#### What is asked:
Each entry below is to be duplicated verbatim.

(Part of a data file)
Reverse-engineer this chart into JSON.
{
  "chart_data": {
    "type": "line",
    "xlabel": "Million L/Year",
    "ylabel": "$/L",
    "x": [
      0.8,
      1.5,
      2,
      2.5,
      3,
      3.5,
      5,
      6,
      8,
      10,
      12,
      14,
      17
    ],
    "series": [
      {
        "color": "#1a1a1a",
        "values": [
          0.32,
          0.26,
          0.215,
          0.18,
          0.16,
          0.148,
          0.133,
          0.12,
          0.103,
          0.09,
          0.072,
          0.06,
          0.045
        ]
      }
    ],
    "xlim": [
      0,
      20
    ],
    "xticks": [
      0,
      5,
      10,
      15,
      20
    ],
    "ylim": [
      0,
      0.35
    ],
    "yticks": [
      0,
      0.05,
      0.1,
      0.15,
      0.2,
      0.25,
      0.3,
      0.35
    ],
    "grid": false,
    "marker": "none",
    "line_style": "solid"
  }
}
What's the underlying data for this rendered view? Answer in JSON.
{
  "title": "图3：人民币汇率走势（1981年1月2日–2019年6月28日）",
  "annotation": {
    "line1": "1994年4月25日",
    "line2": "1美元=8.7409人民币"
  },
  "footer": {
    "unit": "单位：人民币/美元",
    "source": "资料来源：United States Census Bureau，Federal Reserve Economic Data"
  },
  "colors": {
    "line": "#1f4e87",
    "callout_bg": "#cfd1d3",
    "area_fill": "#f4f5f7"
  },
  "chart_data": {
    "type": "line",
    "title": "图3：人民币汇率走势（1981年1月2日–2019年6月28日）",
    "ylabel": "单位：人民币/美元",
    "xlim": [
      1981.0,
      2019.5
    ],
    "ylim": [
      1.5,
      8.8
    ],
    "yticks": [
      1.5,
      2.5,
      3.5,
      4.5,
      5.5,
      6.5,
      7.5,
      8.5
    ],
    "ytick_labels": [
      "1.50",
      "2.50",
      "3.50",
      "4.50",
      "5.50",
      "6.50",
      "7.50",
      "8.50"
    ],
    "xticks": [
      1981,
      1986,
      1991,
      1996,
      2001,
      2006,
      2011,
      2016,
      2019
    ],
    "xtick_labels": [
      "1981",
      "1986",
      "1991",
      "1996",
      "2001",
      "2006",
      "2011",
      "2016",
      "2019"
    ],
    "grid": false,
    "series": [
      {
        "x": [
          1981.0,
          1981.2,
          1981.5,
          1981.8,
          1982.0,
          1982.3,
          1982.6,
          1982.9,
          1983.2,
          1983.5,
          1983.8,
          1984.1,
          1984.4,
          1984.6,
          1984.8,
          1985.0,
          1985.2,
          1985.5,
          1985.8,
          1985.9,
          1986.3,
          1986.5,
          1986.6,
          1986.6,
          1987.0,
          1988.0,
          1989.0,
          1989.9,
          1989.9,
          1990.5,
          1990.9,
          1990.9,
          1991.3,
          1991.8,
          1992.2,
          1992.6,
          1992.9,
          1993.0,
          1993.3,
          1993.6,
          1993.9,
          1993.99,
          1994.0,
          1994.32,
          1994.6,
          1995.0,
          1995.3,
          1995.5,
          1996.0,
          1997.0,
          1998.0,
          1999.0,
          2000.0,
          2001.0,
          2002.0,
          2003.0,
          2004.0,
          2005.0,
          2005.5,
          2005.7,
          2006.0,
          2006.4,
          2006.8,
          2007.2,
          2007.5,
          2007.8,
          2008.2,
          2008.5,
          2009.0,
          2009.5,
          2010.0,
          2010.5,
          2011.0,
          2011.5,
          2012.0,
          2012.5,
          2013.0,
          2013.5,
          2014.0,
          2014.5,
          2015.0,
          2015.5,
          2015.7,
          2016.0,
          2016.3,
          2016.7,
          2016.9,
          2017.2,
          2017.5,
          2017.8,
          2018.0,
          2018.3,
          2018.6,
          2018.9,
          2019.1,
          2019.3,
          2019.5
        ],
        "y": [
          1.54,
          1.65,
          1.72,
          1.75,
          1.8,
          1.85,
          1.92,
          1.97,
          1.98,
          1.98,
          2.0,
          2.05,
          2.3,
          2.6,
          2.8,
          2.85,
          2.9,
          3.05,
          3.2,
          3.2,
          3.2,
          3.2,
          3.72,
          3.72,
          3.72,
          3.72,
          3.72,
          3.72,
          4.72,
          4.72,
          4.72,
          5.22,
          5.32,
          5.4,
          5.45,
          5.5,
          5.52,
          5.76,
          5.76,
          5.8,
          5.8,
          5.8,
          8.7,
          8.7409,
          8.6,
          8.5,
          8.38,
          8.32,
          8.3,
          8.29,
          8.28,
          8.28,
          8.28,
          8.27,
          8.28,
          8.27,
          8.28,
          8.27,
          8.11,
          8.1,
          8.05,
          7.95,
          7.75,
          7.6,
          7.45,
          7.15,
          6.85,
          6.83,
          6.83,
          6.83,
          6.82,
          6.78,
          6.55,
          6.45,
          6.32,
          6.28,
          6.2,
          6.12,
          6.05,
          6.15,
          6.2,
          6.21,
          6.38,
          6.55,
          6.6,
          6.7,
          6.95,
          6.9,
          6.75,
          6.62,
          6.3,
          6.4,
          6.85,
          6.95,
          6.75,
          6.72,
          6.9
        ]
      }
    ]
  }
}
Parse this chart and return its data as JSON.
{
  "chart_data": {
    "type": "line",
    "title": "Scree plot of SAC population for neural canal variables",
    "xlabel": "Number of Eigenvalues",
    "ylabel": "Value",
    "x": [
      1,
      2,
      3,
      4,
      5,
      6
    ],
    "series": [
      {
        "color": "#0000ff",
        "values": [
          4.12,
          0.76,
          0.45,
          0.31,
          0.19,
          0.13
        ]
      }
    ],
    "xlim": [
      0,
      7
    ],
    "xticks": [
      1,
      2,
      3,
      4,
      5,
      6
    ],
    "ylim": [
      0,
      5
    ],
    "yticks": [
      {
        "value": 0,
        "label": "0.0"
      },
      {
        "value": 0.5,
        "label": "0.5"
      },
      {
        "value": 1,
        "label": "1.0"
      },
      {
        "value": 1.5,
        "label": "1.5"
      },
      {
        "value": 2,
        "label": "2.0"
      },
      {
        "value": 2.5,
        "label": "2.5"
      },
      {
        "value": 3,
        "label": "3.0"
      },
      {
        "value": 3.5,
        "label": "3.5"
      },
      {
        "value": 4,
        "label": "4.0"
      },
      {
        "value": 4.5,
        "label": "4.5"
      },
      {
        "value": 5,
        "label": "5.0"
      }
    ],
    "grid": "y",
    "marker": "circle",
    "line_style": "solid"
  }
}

#### The answer:
Reverse-engineer this chart into JSON.
{
  "chart_data": {
    "type": "line",
    "xlabel": "Million L/Year",
    "ylabel": "$/L",
    "x": [
      0.8,
      1.5,
      2,
      2.5,
      3,
      3.5,
      5,
      6,
      8,
      10,
      12,
      14,
      17
    ],
    "series": [
      {
        "color": "#1a1a1a",
        "values": [
          0.32,
          0.26,
          0.215,
          0.18,
          0.16,
          0.148,
          0.133,
          0.12,
          0.103,
          0.09,
          0.072,
          0.06,
          0.045
        ]
      }
    ],
    "xlim": [
      0,
      20
    ],
    "xticks": [
      0,
      5,
      10,
      15,
      20
    ],
    "ylim": [
      0,
      0.35
    ],
    "yticks": [
      0,
      0.05,
      0.1,
      0.15,
      0.2,
      0.25,
      0.3,
      0.35
    ],
    "grid": false,
    "marker": "none",
    "line_style": "solid"
  }
}
What's the underlying data for this rendered view? Answer in JSON.
{
  "title": "图3：人民币汇率走势（1981年1月2日–2019年6月28日）",
  "annotation": {
    "line1": "1994年4月25日",
    "line2": "1美元=8.7409人民币"
  },
  "footer": {
    "unit": "单位：人民币/美元",
    "source": "资料来源：United States Census Bureau，Federal Reserve Economic Data"
  },
  "colors": {
    "line": "#1f4e87",
    "callout_bg": "#cfd1d3",
    "area_fill": "#f4f5f7"
  },
  "chart_data": {
    "type": "line",
    "title": "图3：人民币汇率走势（1981年1月2日–2019年6月28日）",
    "ylabel": "单位：人民币/美元",
    "xlim": [
      1981.0,
      2019.5
    ],
    "ylim": [
      1.5,
      8.8
    ],
    "yticks": [
      1.5,
      2.5,
      3.5,
      4.5,
      5.5,
      6.5,
      7.5,
      8.5
    ],
    "ytick_labels": [
      "1.50",
      "2.50",
      "3.50",
      "4.50",
      "5.50",
      "6.50",
      "7.50",
      "8.50"
    ],
    "xticks": [
      1981,
      1986,
      1991,
      1996,
      2001,
      2006,
      2011,
      2016,
      2019
    ],
    "xtick_labels": [
      "1981",
      "1986",
      "1991",
      "1996",
      "2001",
      "2006",
      "2011",
      "2016",
      "2019"
    ],
    "grid": false,
    "series": [
      {
        "x": [
          1981.0,
          1981.2,
          1981.5,
          1981.8,
          1982.0,
          1982.3,
          1982.6,
          1982.9,
          1983.2,
          1983.5,
          1983.8,
          1984.1,
          1984.4,
          1984.6,
          1984.8,
          1985.0,
          1985.2,
          1985.5,
          1985.8,
          1985.9,
          1986.3,
          1986.5,
          1986.6,
          1986.6,
          1987.0,
          1988.0,
          1989.0,
          1989.9,
          1989.9,
          1990.5,
          1990.9,
          1990.9,
          1991.3,
          1991.8,
          1992.2,
          1992.6,
          1992.9,
          1993.0,
          1993.3,
          1993.6,
          1993.9,
          1993.99,
          1994.0,
          1994.32,
          1994.6,
          1995.0,
          1995.3,
          1995.5,
          1996.0,
          1997.0,
          1998.0,
          1999.0,
          2000.0,
          2001.0,
          2002.0,
          2003.0,
          2004.0,
          2005.0,
          2005.5,
          2005.7,
          2006.0,
          2006.4,
          2006.8,
          2007.2,
          2007.5,
          2007.8,
          2008.2,
          2008.5,
          2009.0,
          2009.5,
          2010.0,
          2010.5,
          2011.0,
          2011.5,
          2012.0,
          2012.5,
          2013.0,
          2013.5,
          2014.0,
          2014.5,
          2015.0,
          2015.5,
          2015.7,
          2016.0,
          2016.3,
          2016.7,
          2016.9,
          2017.2,
          2017.5,
          2017.8,
          2018.0,
          2018.3,
          2018.6,
          2018.9,
          2019.1,
          2019.3,
          2019.5
        ],
        "y": [
          1.54,
          1.65,
          1.72,
          1.75,
          1.8,
          1.85,
          1.92,
          1.97,
          1.98,
          1.98,
          2.0,
          2.05,
          2.3,
          2.6,
          2.8,
          2.85,
          2.9,
          3.05,
          3.2,
          3.2,
          3.2,
          3.2,
          3.72,
          3.72,
          3.72,
          3.72,
          3.72,
          3.72,
          4.72,
          4.72,
          4.72,
          5.22,
          5.32,
          5.4,
          5.45,
          5.5,
          5.52,
          5.76,
          5.76,
          5.8,
          5.8,
          5.8,
          8.7,
          8.7409,
          8.6,
          8.5,
          8.38,
          8.32,
          8.3,
          8.29,
          8.28,
          8.28,
          8.28,
          8.27,
          8.28,
          8.27,
          8.28,
          8.27,
          8.11,
          8.1,
          8.05,
          7.95,
          7.75,
          7.6,
          7.45,
          7.15,
          6.85,
          6.83,
          6.83,
          6.83,
          6.82,
          6.78,
          6.55,
          6.45,
          6.32,
          6.28,
          6.2,
          6.12,
          6.05,
          6.15,
          6.2,
          6.21,
          6.38,
          6.55,
          6.6,
          6.7,
          6.95,
          6.9,
          6.75,
          6.62,
          6.3,
          6.4,
          6.85,
          6.95,
          6.75,
          6.72,
          6.9
        ]
      }
    ]
  }
}
Parse this chart and return its data as JSON.
{
  "chart_data": {
    "type": "line",
    "title": "Scree plot of SAC population for neural canal variables",
    "xlabel": "Number of Eigenvalues",
    "ylabel": "Value",
    "x": [
      1,
      2,
      3,
      4,
      5,
      6
    ],
    "series": [
      {
        "color": "#0000ff",
        "values": [
          4.12,
          0.76,
          0.45,
          0.31,
          0.19,
          0.13
        ]
      }
    ],
    "xlim": [
      0,
      7
    ],
    "xticks": [
      1,
      2,
      3,
      4,
      5,
      6
    ],
    "ylim": [
      0,
      5
    ],
    "yticks": [
      {
        "value": 0,
        "label": "0.0"
      },
      {
        "value": 0.5,
        "label": "0.5"
      },
      {
        "value": 1,
        "label": "1.0"
      },
      {
        "value": 1.5,
        "label": "1.5"
      },
      {
        "value": 2,
        "label": "2.0"
      },
      {
        "value": 2.5,
        "label": "2.5"
      },
      {
        "value": 3,
        "label": "3.0"
      },
      {
        "value": 3.5,
        "label": "3.5"
      },
      {
        "value": 4,
        "label": "4.0"
      },
      {
        "value": 4.5,
        "label": "4.5"
      },
      {
        "value": 5,
        "label": "5.0"
      }
    ],
    "grid": "y",
    "marker": "circle",
    "line_style": "solid"
  }
}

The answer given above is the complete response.